## BEGIN Data rows

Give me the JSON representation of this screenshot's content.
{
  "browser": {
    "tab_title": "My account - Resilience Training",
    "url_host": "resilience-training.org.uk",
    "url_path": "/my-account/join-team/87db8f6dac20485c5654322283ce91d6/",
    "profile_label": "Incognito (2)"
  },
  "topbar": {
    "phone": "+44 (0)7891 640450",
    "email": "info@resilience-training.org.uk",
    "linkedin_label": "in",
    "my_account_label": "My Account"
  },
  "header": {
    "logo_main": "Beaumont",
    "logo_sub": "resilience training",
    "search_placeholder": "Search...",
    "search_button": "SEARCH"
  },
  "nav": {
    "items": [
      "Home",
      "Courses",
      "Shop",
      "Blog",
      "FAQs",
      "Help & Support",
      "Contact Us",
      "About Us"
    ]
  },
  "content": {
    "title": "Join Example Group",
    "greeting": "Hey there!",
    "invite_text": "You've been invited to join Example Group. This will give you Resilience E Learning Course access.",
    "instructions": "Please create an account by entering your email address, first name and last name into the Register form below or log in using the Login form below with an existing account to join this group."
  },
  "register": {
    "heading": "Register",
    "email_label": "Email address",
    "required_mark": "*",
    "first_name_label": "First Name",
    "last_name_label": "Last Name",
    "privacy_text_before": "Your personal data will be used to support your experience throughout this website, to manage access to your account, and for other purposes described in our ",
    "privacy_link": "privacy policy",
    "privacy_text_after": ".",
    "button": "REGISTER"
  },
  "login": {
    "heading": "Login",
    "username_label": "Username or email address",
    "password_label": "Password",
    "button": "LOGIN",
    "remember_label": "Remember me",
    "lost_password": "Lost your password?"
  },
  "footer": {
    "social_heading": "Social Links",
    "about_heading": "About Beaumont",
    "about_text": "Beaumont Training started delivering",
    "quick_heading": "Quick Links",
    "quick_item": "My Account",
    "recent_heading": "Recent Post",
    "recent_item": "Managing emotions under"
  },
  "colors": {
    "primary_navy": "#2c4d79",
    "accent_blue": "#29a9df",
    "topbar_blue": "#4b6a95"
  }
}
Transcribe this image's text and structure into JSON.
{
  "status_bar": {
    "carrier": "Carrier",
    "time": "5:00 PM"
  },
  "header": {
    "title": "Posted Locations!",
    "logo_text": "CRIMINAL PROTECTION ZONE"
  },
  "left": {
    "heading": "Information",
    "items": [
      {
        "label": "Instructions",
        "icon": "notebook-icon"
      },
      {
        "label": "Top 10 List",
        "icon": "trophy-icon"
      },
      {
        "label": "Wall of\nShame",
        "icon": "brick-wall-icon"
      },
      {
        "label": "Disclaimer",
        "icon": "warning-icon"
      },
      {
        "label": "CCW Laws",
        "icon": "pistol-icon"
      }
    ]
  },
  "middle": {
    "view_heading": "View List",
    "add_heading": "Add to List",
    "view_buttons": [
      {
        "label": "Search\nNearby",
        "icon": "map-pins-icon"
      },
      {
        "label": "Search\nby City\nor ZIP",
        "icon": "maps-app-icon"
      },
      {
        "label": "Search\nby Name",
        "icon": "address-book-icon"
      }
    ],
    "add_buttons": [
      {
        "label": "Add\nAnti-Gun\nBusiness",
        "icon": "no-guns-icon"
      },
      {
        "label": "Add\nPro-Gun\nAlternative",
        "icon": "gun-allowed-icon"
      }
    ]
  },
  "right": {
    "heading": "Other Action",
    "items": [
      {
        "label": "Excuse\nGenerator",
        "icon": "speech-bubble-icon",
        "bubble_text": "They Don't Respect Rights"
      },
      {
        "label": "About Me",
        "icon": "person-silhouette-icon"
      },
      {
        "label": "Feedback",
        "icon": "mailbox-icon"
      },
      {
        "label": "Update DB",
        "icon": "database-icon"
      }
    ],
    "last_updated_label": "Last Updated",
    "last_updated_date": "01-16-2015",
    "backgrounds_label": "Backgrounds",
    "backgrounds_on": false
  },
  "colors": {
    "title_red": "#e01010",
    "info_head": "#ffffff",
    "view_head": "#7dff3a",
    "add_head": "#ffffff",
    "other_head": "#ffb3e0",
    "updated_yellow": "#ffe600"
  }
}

## END Data rows

# Problem requirements:
Repeat all entries. Match them exactly.

# Correct response:
Give me the JSON representation of this screenshot's content.
{
  "browser": {
    "tab_title": "My account - Resilience Training",
    "url_host": "resilience-training.org.uk",
    "url_path": "/my-account/join-team/87db8f6dac20485c5654322283ce91d6/",
    "profile_label": "Incognito (2)"
  },
  "topbar": {
    "phone": "+44 (0)7891 640450",
    "email": "info@resilience-training.org.uk",
    "linkedin_label": "in",
    "my_account_label": "My Account"
  },
  "header": {
    "logo_main": "Beaumont",
    "logo_sub": "resilience training",
    "search_placeholder": "Search...",
    "search_button": "SEARCH"
  },
  "nav": {
    "items": [
      "Home",
      "Courses",
      "Shop",
      "Blog",
      "FAQs",
      "Help & Support",
      "Contact Us",
      "About Us"
    ]
  },
  "content": {
    "title": "Join Example Group",
    "greeting": "Hey there!",
    "invite_text": "You've been invited to join Example Group. This will give you Resilience E Learning Course access.",
    "instructions": "Please create an account by entering your email address, first name and last name into the Register form below or log in using the Login form below with an existing account to join this group."
  },
  "register": {
    "heading": "Register",
    "email_label": "Email address",
    "required_mark": "*",
    "first_name_label": "First Name",
    "last_name_label": "Last Name",
    "privacy_text_before": "Your personal data will be used to support your experience throughout this website, to manage access to your account, and for other purposes described in our ",
    "privacy_link": "privacy policy",
    "privacy_text_after": ".",
    "button": "REGISTER"
  },
  "login": {
    "heading": "Login",
    "username_label": "Username or email address",
    "password_label": "Password",
    "button": "LOGIN",
    "remember_label": "Remember me",
    "lost_password": "Lost your password?"
  },
  "footer": {
    "social_heading": "Social Links",
    "about_heading": "About Beaumont",
    "about_text": "Beaumont Training started delivering",
    "quick_heading": "Quick Links",
    "quick_item": "My Account",
    "recent_heading": "Recent Post",
    "recent_item": "Managing emotions under"
  },
  "colors": {
    "primary_navy": "#2c4d79",
    "accent_blue": "#29a9df",
    "topbar_blue": "#4b6a95"
  }
}
Transcribe this image's text and structure into JSON.
{
  "status_bar": {
    "carrier": "Carrier",
    "time": "5:00 PM"
  },
  "header": {
    "title": "Posted Locations!",
    "logo_text": "CRIMINAL PROTECTION ZONE"
  },
  "left": {
    "heading": "Information",
    "items": [
      {
        "label": "Instructions",
        "icon": "notebook-icon"
      },
      {
        "label": "Top 10 List",
        "icon": "trophy-icon"
      },
      {
        "label": "Wall of\nShame",
        "icon": "brick-wall-icon"
      },
      {
        "label": "Disclaimer",
        "icon": "warning-icon"
      },
      {
        "label": "CCW Laws",
        "icon": "pistol-icon"
      }
    ]
  },
  "middle": {
    "view_heading": "View List",
    "add_heading": "Add to List",
    "view_buttons": [
      {
        "label": "Search\nNearby",
        "icon": "map-pins-icon"
      },
      {
        "label": "Search\nby City\nor ZIP",
        "icon": "maps-app-icon"
      },
      {
        "label": "Search\nby Name",
        "icon": "address-book-icon"
      }
    ],
    "add_buttons": [
      {
        "label": "Add\nAnti-Gun\nBusiness",
        "icon": "no-guns-icon"
      },
      {
        "label": "Add\nPro-Gun\nAlternative",
        "icon": "gun-allowed-icon"
      }
    ]
  },
  "right": {
    "heading": "Other Action",
    "items": [
      {
        "label": "Excuse\nGenerator",
        "icon": "speech-bubble-icon",
        "bubble_text": "They Don't Respect Rights"
      },
      {
        "label": "About Me",
        "icon": "person-silhouette-icon"
      },
      {
        "label": "Feedback",
        "icon": "mailbox-icon"
      },
      {
        "label": "Update DB",
        "icon": "database-icon"
      }
    ],
    "last_updated_label": "Last Updated",
    "last_updated_date": "01-16-2015",
    "backgrounds_label": "Backgrounds",
    "backgrounds_on": false
  },
  "colors": {
    "title_red": "#e01010",
    "info_head": "#ffffff",
    "view_head": "#7dff3a",
    "add_head": "#ffffff",
    "other_head": "#ffb3e0",
    "updated_yellow": "#ffe600"
  }
}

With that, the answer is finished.